---- GIVEN DATA

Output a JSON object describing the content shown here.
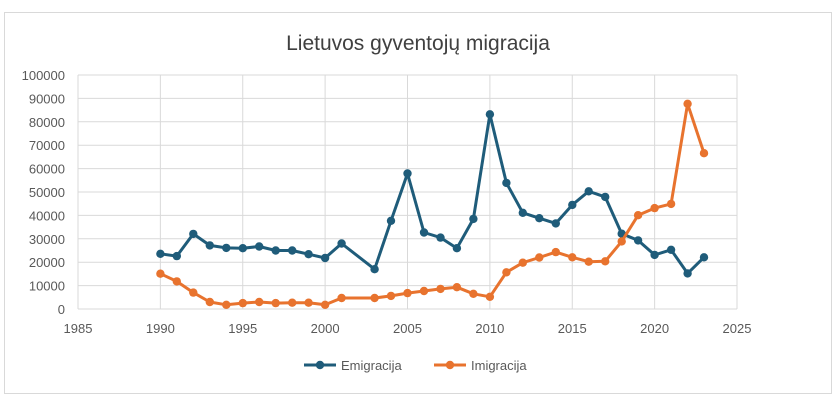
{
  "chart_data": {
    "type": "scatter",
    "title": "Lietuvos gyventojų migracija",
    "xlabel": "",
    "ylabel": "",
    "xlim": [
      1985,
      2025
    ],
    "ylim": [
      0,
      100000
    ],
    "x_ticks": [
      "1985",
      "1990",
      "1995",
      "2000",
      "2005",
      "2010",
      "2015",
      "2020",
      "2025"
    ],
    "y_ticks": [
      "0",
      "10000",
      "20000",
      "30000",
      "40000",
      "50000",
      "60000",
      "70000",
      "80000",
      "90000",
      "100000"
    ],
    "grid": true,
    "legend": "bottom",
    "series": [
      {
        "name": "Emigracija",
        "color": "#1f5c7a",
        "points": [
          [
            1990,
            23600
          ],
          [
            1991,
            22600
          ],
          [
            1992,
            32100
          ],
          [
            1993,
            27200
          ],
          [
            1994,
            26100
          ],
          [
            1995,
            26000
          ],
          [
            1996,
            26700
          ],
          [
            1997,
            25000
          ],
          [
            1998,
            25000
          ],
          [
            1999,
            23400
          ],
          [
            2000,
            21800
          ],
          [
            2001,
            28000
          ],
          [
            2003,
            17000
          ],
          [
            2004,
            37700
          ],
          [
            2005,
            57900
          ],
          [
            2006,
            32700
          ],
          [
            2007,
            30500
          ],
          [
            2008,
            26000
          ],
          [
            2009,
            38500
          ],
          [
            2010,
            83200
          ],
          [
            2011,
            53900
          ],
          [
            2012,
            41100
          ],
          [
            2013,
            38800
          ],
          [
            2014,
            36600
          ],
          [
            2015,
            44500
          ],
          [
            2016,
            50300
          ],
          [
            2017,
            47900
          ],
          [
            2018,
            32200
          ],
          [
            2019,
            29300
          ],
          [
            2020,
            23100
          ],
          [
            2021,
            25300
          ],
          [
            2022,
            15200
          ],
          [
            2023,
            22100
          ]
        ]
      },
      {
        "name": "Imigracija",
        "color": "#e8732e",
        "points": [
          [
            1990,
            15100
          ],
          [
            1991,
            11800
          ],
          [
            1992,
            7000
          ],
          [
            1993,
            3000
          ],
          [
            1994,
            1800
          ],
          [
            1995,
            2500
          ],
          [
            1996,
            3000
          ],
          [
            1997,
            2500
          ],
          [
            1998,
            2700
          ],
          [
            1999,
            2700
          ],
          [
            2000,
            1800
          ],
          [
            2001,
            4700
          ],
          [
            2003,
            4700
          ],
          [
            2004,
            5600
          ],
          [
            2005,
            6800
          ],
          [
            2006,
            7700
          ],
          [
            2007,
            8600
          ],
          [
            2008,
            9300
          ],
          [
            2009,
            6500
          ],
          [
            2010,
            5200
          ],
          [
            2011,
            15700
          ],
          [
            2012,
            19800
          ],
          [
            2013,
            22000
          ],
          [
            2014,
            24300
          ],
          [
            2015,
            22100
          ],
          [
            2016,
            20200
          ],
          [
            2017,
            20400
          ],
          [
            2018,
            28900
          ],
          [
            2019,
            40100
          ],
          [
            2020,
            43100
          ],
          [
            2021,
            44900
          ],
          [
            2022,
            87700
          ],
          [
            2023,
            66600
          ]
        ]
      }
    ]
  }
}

--------

* EXERCISE AIM
Repeat the full listing above exactly, with no pictures in the copy.

* ANSWER IN FULL
Output a JSON object describing the content shown here.
{
  "chart_data": {
    "type": "scatter",
    "title": "Lietuvos gyventojų migracija",
    "xlabel": "",
    "ylabel": "",
    "xlim": [
      1985,
      2025
    ],
    "ylim": [
      0,
      100000
    ],
    "x_ticks": [
      "1985",
      "1990",
      "1995",
      "2000",
      "2005",
      "2010",
      "2015",
      "2020",
      "2025"
    ],
    "y_ticks": [
      "0",
      "10000",
      "20000",
      "30000",
      "40000",
      "50000",
      "60000",
      "70000",
      "80000",
      "90000",
      "100000"
    ],
    "grid": true,
    "legend": "bottom",
    "series": [
      {
        "name": "Emigracija",
        "color": "#1f5c7a",
        "points": [
          [
            1990,
            23600
          ],
          [
            1991,
            22600
          ],
          [
            1992,
            32100
          ],
          [
            1993,
            27200
          ],
          [
            1994,
            26100
          ],
          [
            1995,
            26000
          ],
          [
            1996,
            26700
          ],
          [
            1997,
            25000
          ],
          [
            1998,
            25000
          ],
          [
            1999,
            23400
          ],
          [
            2000,
            21800
          ],
          [
            2001,
            28000
          ],
          [
            2003,
            17000
          ],
          [
            2004,
            37700
          ],
          [
            2005,
            57900
          ],
          [
            2006,
            32700
          ],
          [
            2007,
            30500
          ],
          [
            2008,
            26000
          ],
          [
            2009,
            38500
          ],
          [
            2010,
            83200
          ],
          [
            2011,
            53900
          ],
          [
            2012,
            41100
          ],
          [
            2013,
            38800
          ],
          [
            2014,
            36600
          ],
          [
            2015,
            44500
          ],
          [
            2016,
            50300
          ],
          [
            2017,
            47900
          ],
          [
            2018,
            32200
          ],
          [
            2019,
            29300
          ],
          [
            2020,
            23100
          ],
          [
            2021,
            25300
          ],
          [
            2022,
            15200
          ],
          [
            2023,
            22100
          ]
        ]
      },
      {
        "name": "Imigracija",
        "color": "#e8732e",
        "points": [
          [
            1990,
            15100
          ],
          [
            1991,
            11800
          ],
          [
            1992,
            7000
          ],
          [
            1993,
            3000
          ],
          [
            1994,
            1800
          ],
          [
            1995,
            2500
          ],
          [
            1996,
            3000
          ],
          [
            1997,
            2500
          ],
          [
            1998,
            2700
          ],
          [
            1999,
            2700
          ],
          [
            2000,
            1800
          ],
          [
            2001,
            4700
          ],
          [
            2003,
            4700
          ],
          [
            2004,
            5600
          ],
          [
            2005,
            6800
          ],
          [
            2006,
            7700
          ],
          [
            2007,
            8600
          ],
          [
            2008,
            9300
          ],
          [
            2009,
            6500
          ],
          [
            2010,
            5200
          ],
          [
            2011,
            15700
          ],
          [
            2012,
            19800
          ],
          [
            2013,
            22000
          ],
          [
            2014,
            24300
          ],
          [
            2015,
            22100
          ],
          [
            2016,
            20200
          ],
          [
            2017,
            20400
          ],
          [
            2018,
            28900
          ],
          [
            2019,
            40100
          ],
          [
            2020,
            43100
          ],
          [
            2021,
            44900
          ],
          [
            2022,
            87700
          ],
          [
            2023,
            66600
          ]
        ]
      }
    ]
  }
}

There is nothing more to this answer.